* _Entries with figure data_
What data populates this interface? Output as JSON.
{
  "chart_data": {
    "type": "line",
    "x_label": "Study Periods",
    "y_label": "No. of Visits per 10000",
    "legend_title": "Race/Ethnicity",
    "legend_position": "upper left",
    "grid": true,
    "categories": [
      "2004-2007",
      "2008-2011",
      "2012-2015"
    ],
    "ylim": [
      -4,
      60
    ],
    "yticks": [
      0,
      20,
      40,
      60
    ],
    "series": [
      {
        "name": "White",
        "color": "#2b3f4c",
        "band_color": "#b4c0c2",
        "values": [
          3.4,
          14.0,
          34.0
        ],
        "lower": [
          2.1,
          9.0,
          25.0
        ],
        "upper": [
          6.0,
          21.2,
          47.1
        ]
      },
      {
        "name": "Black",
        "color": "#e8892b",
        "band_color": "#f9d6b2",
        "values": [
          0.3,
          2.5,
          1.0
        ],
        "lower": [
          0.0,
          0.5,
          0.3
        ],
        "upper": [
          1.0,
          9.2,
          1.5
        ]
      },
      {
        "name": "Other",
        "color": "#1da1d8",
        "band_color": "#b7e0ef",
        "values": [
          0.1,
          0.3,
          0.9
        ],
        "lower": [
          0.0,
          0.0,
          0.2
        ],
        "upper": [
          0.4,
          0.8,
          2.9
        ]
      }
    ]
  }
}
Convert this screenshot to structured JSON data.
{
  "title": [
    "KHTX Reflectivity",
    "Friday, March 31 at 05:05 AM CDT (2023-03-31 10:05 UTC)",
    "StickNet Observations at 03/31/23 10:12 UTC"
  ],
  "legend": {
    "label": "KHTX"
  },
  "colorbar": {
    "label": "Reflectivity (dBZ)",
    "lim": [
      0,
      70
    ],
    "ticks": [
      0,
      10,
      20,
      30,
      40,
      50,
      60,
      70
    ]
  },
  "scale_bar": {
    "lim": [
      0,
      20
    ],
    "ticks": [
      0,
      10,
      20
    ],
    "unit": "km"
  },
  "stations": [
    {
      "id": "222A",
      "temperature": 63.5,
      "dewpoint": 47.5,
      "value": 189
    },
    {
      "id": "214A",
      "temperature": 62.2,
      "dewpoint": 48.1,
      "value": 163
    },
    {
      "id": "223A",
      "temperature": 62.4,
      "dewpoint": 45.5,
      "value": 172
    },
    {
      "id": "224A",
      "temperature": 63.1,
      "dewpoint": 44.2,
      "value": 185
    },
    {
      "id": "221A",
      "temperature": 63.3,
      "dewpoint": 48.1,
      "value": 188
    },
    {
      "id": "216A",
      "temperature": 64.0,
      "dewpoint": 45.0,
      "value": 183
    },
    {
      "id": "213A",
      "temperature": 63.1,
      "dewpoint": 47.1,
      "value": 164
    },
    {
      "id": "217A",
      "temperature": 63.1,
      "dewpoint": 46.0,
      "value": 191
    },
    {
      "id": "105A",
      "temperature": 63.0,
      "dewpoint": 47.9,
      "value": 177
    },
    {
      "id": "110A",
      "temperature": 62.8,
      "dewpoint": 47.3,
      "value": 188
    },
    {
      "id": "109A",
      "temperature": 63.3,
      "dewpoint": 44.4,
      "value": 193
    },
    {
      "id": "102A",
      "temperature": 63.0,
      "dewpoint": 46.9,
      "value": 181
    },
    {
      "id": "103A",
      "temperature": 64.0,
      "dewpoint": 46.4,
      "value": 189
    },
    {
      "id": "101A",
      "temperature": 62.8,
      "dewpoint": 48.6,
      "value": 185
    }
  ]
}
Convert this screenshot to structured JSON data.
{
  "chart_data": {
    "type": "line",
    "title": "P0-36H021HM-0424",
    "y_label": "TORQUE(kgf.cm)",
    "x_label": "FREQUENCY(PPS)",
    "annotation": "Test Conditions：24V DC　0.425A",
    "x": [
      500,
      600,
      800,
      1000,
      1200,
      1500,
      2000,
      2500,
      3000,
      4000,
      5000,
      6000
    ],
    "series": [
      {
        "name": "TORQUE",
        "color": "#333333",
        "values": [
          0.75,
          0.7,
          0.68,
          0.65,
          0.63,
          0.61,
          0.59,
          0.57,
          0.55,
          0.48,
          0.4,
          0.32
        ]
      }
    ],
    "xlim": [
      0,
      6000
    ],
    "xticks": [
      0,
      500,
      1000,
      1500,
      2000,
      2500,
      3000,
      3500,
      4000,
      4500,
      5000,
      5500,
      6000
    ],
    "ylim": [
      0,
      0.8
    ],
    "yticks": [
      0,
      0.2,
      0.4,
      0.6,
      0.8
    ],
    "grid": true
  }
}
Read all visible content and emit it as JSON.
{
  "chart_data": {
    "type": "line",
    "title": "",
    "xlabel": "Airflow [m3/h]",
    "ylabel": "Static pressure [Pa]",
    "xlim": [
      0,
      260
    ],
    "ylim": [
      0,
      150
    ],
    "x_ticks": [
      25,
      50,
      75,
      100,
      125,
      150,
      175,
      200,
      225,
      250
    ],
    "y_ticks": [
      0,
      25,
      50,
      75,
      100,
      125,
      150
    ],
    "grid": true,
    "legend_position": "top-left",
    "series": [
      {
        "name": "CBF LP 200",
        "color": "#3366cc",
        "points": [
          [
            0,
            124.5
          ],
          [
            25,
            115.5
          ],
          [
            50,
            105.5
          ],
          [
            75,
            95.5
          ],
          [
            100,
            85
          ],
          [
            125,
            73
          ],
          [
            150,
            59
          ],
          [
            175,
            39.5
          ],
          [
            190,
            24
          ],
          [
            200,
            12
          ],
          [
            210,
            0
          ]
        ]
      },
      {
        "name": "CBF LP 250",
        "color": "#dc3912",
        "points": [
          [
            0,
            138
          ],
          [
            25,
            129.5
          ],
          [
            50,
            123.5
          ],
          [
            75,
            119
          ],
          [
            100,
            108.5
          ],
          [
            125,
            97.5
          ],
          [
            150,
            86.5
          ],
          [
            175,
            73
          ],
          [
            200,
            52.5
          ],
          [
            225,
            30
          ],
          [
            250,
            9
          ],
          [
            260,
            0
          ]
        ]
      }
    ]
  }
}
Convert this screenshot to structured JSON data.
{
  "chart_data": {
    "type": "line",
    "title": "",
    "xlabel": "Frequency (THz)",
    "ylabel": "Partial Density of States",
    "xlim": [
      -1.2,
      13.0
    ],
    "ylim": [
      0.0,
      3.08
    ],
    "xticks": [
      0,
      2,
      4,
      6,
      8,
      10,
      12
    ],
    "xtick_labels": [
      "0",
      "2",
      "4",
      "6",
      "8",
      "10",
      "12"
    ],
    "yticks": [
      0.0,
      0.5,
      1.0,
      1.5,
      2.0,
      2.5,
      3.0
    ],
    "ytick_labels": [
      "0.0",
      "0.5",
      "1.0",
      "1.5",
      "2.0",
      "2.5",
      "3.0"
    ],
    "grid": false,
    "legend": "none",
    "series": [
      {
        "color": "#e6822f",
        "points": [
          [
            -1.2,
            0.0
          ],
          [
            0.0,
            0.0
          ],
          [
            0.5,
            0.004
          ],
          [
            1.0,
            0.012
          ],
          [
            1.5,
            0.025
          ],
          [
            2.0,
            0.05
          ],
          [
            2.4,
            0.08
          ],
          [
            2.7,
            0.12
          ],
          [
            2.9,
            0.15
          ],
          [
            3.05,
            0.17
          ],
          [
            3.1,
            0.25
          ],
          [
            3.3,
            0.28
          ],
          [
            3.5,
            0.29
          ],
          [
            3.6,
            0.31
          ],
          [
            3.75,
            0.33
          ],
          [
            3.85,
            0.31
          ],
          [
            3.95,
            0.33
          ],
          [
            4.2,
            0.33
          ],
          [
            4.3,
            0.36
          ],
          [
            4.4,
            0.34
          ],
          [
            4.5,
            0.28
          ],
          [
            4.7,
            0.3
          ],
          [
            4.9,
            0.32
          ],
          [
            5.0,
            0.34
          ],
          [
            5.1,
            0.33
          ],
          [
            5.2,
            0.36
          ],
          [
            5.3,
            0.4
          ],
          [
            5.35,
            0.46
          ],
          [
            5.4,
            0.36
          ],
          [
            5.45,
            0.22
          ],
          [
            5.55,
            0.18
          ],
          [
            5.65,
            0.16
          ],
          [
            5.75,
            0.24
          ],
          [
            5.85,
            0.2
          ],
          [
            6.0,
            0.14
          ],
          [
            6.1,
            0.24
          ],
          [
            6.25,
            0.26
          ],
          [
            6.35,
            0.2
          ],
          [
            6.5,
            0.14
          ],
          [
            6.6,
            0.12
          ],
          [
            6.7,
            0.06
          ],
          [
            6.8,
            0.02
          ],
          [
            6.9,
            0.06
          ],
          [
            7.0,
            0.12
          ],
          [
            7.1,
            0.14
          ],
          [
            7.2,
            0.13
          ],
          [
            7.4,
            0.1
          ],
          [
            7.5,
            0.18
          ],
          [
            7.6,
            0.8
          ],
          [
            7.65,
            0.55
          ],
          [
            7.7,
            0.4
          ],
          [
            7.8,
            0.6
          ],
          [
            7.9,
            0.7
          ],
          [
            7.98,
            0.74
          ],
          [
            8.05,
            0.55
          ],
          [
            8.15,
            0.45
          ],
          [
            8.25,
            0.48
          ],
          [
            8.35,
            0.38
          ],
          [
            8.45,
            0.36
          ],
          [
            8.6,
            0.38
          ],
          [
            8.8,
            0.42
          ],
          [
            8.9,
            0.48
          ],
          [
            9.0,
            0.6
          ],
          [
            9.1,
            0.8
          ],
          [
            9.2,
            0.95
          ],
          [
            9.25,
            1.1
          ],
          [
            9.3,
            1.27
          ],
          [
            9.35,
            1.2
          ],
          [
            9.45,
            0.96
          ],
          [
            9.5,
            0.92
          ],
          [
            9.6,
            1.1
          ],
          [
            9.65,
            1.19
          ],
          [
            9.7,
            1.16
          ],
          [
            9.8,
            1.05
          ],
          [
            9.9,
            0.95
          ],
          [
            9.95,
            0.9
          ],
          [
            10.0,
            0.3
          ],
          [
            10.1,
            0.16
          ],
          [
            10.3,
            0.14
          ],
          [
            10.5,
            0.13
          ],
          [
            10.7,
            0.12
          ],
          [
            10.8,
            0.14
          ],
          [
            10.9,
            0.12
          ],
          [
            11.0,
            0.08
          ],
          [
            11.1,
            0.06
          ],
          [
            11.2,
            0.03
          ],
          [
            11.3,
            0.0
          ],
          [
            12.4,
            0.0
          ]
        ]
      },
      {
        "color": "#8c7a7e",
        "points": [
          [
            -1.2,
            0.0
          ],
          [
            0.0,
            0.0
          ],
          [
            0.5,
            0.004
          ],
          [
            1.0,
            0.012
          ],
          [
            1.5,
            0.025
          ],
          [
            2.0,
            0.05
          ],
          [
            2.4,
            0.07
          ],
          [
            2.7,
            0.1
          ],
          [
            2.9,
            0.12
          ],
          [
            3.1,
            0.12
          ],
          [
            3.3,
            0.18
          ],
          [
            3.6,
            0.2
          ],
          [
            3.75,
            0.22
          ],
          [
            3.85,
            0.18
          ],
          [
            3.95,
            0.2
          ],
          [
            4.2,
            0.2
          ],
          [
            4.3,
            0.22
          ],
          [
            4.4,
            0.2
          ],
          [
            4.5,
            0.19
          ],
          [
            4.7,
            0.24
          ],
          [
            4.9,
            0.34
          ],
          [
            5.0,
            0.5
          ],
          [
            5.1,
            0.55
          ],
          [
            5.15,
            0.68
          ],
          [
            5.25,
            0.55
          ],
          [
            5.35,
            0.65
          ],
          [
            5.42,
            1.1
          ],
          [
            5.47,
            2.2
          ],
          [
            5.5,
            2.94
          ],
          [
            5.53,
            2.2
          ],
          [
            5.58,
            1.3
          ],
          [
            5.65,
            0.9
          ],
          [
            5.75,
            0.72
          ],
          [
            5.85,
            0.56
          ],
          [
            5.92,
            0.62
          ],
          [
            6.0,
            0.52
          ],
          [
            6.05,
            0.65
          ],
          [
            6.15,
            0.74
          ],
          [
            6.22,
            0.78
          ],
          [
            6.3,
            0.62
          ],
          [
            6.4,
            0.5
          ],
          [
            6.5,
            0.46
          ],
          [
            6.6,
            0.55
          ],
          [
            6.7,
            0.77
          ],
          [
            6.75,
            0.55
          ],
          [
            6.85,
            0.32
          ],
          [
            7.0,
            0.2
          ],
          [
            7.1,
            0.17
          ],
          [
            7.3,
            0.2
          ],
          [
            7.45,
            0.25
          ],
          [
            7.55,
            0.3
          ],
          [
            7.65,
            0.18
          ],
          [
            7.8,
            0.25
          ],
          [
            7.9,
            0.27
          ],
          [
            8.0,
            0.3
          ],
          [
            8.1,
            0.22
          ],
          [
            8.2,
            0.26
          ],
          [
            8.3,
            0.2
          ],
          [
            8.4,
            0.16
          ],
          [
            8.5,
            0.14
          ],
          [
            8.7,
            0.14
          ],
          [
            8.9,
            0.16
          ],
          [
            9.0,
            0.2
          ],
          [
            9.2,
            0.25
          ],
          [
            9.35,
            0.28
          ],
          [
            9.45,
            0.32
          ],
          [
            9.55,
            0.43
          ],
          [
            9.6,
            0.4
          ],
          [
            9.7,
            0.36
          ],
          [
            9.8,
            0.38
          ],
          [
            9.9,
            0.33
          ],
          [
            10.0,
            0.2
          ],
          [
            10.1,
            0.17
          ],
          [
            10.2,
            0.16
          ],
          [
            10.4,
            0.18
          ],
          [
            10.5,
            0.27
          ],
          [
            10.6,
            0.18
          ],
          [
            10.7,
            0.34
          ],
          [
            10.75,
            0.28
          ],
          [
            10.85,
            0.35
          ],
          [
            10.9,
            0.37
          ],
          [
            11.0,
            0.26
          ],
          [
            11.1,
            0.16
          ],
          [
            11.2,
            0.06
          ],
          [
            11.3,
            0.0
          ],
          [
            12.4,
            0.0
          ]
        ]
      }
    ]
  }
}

* _Task instructions_
Check all the records above and select each line where the string "left" is found.

* _Expected answer_
    "legend_position": "upper left",
    "legend_position": "top-left",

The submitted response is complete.